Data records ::
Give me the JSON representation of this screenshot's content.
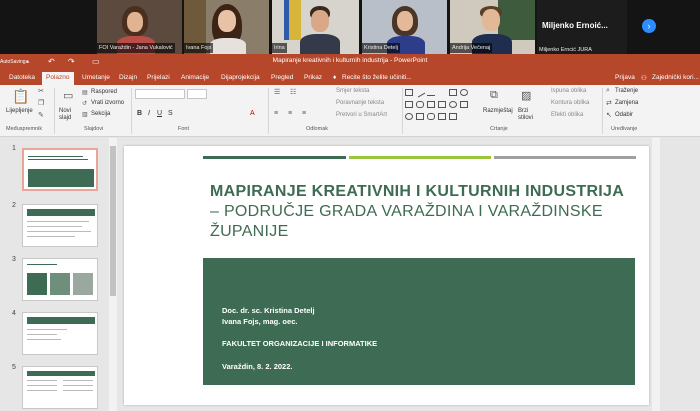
{
  "video_strip": {
    "participants": [
      {
        "label": "FOI Varaždin - Jana Vukalović"
      },
      {
        "label": "Ivana Fojs"
      },
      {
        "label": "Irina"
      },
      {
        "label": "Kristina Detelj"
      },
      {
        "label": "Andrija Večenaj"
      },
      {
        "label": "Miljenko Erncić JURA"
      }
    ],
    "name_tile_big": "Miljenko  Ernoić...",
    "next_icon": "chevron-right-icon"
  },
  "ppt": {
    "window_title": "Mapiranje kreativnih i kulturnih industrija - PowerPoint",
    "autosave": "AutoSaving...",
    "menu": {
      "tabs": [
        "Datoteka",
        "Polazno",
        "Umetanje",
        "Dizajn",
        "Prijelazi",
        "Animacije",
        "Dijaprojekcija",
        "Pregled",
        "Prikaz"
      ],
      "active_tab": "Polazno",
      "tell_me": "Recite što želite učiniti...",
      "sign_in": "Prijava",
      "share": "Zajednički kori..."
    },
    "ribbon": {
      "paste": "Lijepljenje",
      "clipboard_group": "Međuspremnik",
      "new_slide": "Novi slajd",
      "layout": "Raspored",
      "reset": "Vrati izvorno",
      "section": "Sekcija",
      "slides_group": "Slajdovi",
      "font_group": "Font",
      "text_direction": "Smjer teksta",
      "align_text": "Poravnanje teksta",
      "smartart": "Pretvori u SmartArt",
      "paragraph_group": "Odlomak",
      "arrange": "Razmještaj",
      "quick_styles": "Brzi stilovi",
      "shape_fill": "Ispuna oblika",
      "shape_outline": "Kontura oblika",
      "shape_effects": "Efekti oblika",
      "drawing_group": "Crtanje",
      "find": "Traženje",
      "replace": "Zamjena",
      "select": "Odabir",
      "editing_group": "Uređivanje"
    },
    "thumbnails": [
      "1",
      "2",
      "3",
      "4",
      "5"
    ],
    "slide": {
      "title_bold": "MAPIRANJE KREATIVNIH I KULTURNIH INDUSTRIJA",
      "title_rest": " – PODRUČJE GRADA VARAŽDINA I VARAŽDINSKE ŽUPANIJE",
      "author1": "Doc. dr. sc. Kristina Detelj",
      "author2": "Ivana Fojs, mag. oec.",
      "faculty": "FAKULTET ORGANIZACIJE I INFORMATIKE",
      "place_date": "Varaždin, 8. 2. 2022.",
      "accent_color": "#3e6b53",
      "bar_colors": [
        "#3e6b53",
        "#9ac53d",
        "#a0a0a0"
      ]
    },
    "colors": {
      "brand": "#b7472a",
      "ribbon_bg": "#f3f3f3"
    }
  }
}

THE EXERCISE :: Every line above should be returned exactly; the pictures stay out.

SOLUTION FOR THIS TASK ::
Give me the JSON representation of this screenshot's content.
{
  "video_strip": {
    "participants": [
      {
        "label": "FOI Varaždin - Jana Vukalović"
      },
      {
        "label": "Ivana Fojs"
      },
      {
        "label": "Irina"
      },
      {
        "label": "Kristina Detelj"
      },
      {
        "label": "Andrija Večenaj"
      },
      {
        "label": "Miljenko Erncić JURA"
      }
    ],
    "name_tile_big": "Miljenko  Ernoić...",
    "next_icon": "chevron-right-icon"
  },
  "ppt": {
    "window_title": "Mapiranje kreativnih i kulturnih industrija - PowerPoint",
    "autosave": "AutoSaving...",
    "menu": {
      "tabs": [
        "Datoteka",
        "Polazno",
        "Umetanje",
        "Dizajn",
        "Prijelazi",
        "Animacije",
        "Dijaprojekcija",
        "Pregled",
        "Prikaz"
      ],
      "active_tab": "Polazno",
      "tell_me": "Recite što želite učiniti...",
      "sign_in": "Prijava",
      "share": "Zajednički kori..."
    },
    "ribbon": {
      "paste": "Lijepljenje",
      "clipboard_group": "Međuspremnik",
      "new_slide": "Novi slajd",
      "layout": "Raspored",
      "reset": "Vrati izvorno",
      "section": "Sekcija",
      "slides_group": "Slajdovi",
      "font_group": "Font",
      "text_direction": "Smjer teksta",
      "align_text": "Poravnanje teksta",
      "smartart": "Pretvori u SmartArt",
      "paragraph_group": "Odlomak",
      "arrange": "Razmještaj",
      "quick_styles": "Brzi stilovi",
      "shape_fill": "Ispuna oblika",
      "shape_outline": "Kontura oblika",
      "shape_effects": "Efekti oblika",
      "drawing_group": "Crtanje",
      "find": "Traženje",
      "replace": "Zamjena",
      "select": "Odabir",
      "editing_group": "Uređivanje"
    },
    "thumbnails": [
      "1",
      "2",
      "3",
      "4",
      "5"
    ],
    "slide": {
      "title_bold": "MAPIRANJE KREATIVNIH I KULTURNIH INDUSTRIJA",
      "title_rest": " – PODRUČJE GRADA VARAŽDINA I VARAŽDINSKE ŽUPANIJE",
      "author1": "Doc. dr. sc. Kristina Detelj",
      "author2": "Ivana Fojs, mag. oec.",
      "faculty": "FAKULTET ORGANIZACIJE I INFORMATIKE",
      "place_date": "Varaždin, 8. 2. 2022.",
      "accent_color": "#3e6b53",
      "bar_colors": [
        "#3e6b53",
        "#9ac53d",
        "#a0a0a0"
      ]
    },
    "colors": {
      "brand": "#b7472a",
      "ribbon_bg": "#f3f3f3"
    }
  }
}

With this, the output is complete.